(Entries taken from a collection)
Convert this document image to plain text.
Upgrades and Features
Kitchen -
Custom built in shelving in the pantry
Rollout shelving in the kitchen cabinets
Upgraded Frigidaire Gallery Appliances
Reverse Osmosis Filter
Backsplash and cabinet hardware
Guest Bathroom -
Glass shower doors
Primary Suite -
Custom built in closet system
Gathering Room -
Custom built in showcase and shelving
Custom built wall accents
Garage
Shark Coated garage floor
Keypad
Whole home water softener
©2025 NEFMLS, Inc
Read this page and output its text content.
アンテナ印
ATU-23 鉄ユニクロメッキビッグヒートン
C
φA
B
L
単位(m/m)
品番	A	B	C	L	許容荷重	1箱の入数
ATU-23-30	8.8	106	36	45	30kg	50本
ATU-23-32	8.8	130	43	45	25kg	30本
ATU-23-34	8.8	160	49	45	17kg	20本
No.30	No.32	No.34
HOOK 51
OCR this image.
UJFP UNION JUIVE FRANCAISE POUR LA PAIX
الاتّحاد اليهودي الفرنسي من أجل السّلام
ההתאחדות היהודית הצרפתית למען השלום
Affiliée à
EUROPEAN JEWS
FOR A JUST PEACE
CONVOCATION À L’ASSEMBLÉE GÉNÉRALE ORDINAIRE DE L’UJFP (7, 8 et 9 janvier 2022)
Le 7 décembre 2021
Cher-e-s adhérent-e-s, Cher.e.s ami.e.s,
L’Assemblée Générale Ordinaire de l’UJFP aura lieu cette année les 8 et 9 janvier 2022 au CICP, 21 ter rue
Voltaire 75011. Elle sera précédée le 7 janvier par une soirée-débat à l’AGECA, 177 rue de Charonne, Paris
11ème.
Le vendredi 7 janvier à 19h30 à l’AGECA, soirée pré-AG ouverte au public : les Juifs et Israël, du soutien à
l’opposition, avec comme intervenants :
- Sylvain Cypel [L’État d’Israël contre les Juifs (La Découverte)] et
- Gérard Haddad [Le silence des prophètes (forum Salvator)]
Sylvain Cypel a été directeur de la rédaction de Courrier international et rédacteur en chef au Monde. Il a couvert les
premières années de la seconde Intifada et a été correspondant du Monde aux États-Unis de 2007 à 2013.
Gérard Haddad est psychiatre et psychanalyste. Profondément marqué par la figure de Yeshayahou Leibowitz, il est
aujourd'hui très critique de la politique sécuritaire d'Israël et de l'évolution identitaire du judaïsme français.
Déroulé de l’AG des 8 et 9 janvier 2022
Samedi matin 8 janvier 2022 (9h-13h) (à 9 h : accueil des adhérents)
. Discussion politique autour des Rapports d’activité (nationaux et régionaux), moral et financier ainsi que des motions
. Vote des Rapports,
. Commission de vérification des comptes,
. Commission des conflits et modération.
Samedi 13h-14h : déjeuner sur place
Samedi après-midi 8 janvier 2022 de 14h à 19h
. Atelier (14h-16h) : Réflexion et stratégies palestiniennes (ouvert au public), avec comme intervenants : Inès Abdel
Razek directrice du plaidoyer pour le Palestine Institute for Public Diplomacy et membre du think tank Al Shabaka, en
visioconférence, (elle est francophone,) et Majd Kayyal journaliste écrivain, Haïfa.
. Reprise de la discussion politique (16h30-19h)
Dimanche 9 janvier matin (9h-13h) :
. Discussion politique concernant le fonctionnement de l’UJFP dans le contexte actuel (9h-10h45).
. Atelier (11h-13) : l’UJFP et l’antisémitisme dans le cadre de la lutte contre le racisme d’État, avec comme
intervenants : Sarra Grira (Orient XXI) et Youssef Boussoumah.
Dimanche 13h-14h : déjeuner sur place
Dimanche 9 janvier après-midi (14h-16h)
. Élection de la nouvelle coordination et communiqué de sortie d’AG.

(WHAT TO DO)
Output all records verbatim.

(EXERCISE RESULT)
Convert this document image to plain text.
Upgrades and Features
Kitchen -
Custom built in shelving in the pantry
Rollout shelving in the kitchen cabinets
Upgraded Frigidaire Gallery Appliances
Reverse Osmosis Filter
Backsplash and cabinet hardware
Guest Bathroom -
Glass shower doors
Primary Suite -
Custom built in closet system
Gathering Room -
Custom built in showcase and shelving
Custom built wall accents
Garage
Shark Coated garage floor
Keypad
Whole home water softener
©2025 NEFMLS, Inc
Read this page and output its text content.
アンテナ印
ATU-23 鉄ユニクロメッキビッグヒートン
C
φA
B
L
単位(m/m)
品番	A	B	C	L	許容荷重	1箱の入数
ATU-23-30	8.8	106	36	45	30kg	50本
ATU-23-32	8.8	130	43	45	25kg	30本
ATU-23-34	8.8	160	49	45	17kg	20本
No.30	No.32	No.34
HOOK 51
OCR this image.
UJFP UNION JUIVE FRANCAISE POUR LA PAIX
الاتّحاد اليهودي الفرنسي من أجل السّلام
ההתאחדות היהודית הצרפתית למען השלום
Affiliée à
EUROPEAN JEWS
FOR A JUST PEACE
CONVOCATION À L’ASSEMBLÉE GÉNÉRALE ORDINAIRE DE L’UJFP (7, 8 et 9 janvier 2022)
Le 7 décembre 2021
Cher-e-s adhérent-e-s, Cher.e.s ami.e.s,
L’Assemblée Générale Ordinaire de l’UJFP aura lieu cette année les 8 et 9 janvier 2022 au CICP, 21 ter rue
Voltaire 75011. Elle sera précédée le 7 janvier par une soirée-débat à l’AGECA, 177 rue de Charonne, Paris
11ème.
Le vendredi 7 janvier à 19h30 à l’AGECA, soirée pré-AG ouverte au public : les Juifs et Israël, du soutien à
l’opposition, avec comme intervenants :
- Sylvain Cypel [L’État d’Israël contre les Juifs (La Découverte)] et
- Gérard Haddad [Le silence des prophètes (forum Salvator)]
Sylvain Cypel a été directeur de la rédaction de Courrier international et rédacteur en chef au Monde. Il a couvert les
premières années de la seconde Intifada et a été correspondant du Monde aux États-Unis de 2007 à 2013.
Gérard Haddad est psychiatre et psychanalyste. Profondément marqué par la figure de Yeshayahou Leibowitz, il est
aujourd'hui très critique de la politique sécuritaire d'Israël et de l'évolution identitaire du judaïsme français.
Déroulé de l’AG des 8 et 9 janvier 2022
Samedi matin 8 janvier 2022 (9h-13h) (à 9 h : accueil des adhérents)
. Discussion politique autour des Rapports d’activité (nationaux et régionaux), moral et financier ainsi que des motions
. Vote des Rapports,
. Commission de vérification des comptes,
. Commission des conflits et modération.
Samedi 13h-14h : déjeuner sur place
Samedi après-midi 8 janvier 2022 de 14h à 19h
. Atelier (14h-16h) : Réflexion et stratégies palestiniennes (ouvert au public), avec comme intervenants : Inès Abdel
Razek directrice du plaidoyer pour le Palestine Institute for Public Diplomacy et membre du think tank Al Shabaka, en
visioconférence, (elle est francophone,) et Majd Kayyal journaliste écrivain, Haïfa.
. Reprise de la discussion politique (16h30-19h)
Dimanche 9 janvier matin (9h-13h) :
. Discussion politique concernant le fonctionnement de l’UJFP dans le contexte actuel (9h-10h45).
. Atelier (11h-13) : l’UJFP et l’antisémitisme dans le cadre de la lutte contre le racisme d’État, avec comme
intervenants : Sarra Grira (Orient XXI) et Youssef Boussoumah.
Dimanche 13h-14h : déjeuner sur place
Dimanche 9 janvier après-midi (14h-16h)
. Élection de la nouvelle coordination et communiqué de sortie d’AG.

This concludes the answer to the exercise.